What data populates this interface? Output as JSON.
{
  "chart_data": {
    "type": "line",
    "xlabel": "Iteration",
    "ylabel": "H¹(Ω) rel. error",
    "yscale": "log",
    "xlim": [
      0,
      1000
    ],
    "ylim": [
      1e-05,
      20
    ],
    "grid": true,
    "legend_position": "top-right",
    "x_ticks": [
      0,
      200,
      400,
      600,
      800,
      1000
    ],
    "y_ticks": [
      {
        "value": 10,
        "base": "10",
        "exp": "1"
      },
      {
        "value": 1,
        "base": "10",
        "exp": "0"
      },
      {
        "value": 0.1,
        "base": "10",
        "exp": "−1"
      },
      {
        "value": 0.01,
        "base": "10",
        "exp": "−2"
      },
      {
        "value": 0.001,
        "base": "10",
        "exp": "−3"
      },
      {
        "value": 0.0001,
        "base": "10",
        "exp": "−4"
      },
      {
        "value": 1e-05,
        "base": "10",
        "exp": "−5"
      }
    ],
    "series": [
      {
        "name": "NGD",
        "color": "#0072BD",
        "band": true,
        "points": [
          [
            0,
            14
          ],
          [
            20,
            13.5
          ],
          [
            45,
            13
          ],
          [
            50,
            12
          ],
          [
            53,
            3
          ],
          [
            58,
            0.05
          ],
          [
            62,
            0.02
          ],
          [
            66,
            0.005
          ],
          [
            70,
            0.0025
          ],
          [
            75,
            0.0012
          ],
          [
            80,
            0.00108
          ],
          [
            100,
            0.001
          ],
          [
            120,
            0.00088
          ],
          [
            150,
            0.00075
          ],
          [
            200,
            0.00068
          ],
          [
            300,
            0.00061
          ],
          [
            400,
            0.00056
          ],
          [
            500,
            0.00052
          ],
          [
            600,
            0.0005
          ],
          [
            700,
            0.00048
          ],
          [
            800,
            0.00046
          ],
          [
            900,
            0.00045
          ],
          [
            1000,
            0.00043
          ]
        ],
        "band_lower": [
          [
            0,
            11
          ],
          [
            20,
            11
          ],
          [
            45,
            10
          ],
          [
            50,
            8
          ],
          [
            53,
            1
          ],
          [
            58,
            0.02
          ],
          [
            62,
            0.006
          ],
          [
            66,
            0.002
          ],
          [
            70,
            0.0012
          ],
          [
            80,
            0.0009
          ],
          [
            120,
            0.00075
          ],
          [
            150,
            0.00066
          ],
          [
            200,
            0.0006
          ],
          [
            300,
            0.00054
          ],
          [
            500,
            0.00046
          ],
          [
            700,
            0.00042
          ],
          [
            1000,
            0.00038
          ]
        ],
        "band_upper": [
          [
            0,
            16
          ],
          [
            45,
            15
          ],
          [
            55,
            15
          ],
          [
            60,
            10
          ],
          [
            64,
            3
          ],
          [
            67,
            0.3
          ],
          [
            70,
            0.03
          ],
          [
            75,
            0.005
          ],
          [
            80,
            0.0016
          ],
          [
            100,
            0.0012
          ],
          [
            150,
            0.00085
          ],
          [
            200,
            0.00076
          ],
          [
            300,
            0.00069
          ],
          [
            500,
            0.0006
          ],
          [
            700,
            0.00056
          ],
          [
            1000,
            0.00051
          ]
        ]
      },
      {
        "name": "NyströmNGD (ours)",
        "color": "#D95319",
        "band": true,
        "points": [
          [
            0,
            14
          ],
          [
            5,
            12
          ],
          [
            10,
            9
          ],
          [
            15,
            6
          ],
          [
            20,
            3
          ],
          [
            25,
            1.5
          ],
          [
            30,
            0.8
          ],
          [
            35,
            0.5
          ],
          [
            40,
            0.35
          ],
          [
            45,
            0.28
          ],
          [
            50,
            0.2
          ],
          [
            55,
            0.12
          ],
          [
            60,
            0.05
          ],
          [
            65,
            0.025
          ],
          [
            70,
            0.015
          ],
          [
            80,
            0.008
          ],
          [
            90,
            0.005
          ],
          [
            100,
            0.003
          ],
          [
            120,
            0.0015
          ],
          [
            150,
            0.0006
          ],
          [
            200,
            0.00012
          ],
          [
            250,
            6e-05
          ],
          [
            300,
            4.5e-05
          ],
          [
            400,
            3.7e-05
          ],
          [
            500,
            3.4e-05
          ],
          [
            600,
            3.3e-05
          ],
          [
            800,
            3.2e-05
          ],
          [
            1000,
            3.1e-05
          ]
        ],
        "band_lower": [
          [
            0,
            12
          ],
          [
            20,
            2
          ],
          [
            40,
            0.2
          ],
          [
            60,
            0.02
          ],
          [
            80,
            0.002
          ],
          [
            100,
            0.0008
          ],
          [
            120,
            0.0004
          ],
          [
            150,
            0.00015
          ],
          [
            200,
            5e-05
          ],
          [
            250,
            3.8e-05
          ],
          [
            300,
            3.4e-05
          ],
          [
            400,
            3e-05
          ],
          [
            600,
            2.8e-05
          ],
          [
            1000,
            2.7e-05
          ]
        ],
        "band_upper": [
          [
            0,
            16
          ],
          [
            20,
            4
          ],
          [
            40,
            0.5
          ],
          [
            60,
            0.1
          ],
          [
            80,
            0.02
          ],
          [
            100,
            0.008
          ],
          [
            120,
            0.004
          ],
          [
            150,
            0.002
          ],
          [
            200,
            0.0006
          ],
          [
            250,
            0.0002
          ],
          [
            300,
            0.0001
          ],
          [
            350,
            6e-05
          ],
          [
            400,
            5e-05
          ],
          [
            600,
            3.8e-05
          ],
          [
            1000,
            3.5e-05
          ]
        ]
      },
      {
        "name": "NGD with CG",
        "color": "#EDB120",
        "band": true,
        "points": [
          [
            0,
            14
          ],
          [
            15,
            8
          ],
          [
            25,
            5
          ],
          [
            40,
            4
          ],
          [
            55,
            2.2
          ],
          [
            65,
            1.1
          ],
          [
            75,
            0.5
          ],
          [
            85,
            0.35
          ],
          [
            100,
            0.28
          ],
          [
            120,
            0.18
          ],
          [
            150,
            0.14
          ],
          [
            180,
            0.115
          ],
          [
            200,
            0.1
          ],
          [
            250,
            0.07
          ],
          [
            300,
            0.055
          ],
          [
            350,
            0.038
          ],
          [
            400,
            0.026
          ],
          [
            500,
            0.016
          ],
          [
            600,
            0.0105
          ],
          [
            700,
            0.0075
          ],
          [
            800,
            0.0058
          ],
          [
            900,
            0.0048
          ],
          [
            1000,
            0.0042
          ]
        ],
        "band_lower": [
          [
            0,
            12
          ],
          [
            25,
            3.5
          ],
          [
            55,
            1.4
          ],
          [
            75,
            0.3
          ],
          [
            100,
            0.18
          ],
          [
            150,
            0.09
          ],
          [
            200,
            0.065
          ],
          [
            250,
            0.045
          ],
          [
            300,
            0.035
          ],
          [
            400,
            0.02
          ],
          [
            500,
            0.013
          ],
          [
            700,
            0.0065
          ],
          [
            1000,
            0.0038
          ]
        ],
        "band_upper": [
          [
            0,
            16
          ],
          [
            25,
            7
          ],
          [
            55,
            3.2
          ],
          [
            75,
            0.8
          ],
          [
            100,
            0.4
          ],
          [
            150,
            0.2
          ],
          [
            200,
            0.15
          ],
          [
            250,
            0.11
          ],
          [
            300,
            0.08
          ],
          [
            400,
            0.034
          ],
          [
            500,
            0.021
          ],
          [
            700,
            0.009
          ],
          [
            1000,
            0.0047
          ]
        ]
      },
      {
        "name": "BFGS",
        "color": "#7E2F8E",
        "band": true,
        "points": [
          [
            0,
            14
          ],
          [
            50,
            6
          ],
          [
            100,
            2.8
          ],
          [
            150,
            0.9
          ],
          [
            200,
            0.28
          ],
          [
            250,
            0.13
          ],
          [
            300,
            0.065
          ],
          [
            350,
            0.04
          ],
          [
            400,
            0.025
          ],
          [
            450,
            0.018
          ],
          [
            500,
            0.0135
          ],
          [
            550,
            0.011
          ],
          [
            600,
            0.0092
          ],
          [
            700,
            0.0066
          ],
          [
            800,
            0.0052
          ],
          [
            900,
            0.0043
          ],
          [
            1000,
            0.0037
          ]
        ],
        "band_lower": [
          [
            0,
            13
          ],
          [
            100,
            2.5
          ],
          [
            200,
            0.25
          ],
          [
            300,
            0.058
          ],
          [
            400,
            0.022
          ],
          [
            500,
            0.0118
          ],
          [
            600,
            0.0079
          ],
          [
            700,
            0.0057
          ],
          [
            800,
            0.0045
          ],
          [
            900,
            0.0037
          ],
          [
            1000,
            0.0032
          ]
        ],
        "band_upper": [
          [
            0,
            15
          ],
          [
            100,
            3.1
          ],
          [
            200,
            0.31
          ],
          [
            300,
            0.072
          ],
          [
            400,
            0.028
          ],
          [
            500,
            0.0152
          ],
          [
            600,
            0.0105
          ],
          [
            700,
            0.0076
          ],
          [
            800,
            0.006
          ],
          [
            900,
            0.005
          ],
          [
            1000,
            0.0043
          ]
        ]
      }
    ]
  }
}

Exercise prompt -
Find every line in the records that contains the word "value"; copy those lines.

Solution below -
        "value": 10,
        "value": 1,
        "value": 0.1,
        "value": 0.01,
        "value": 0.001,
        "value": 0.0001,
        "value": 1e-05,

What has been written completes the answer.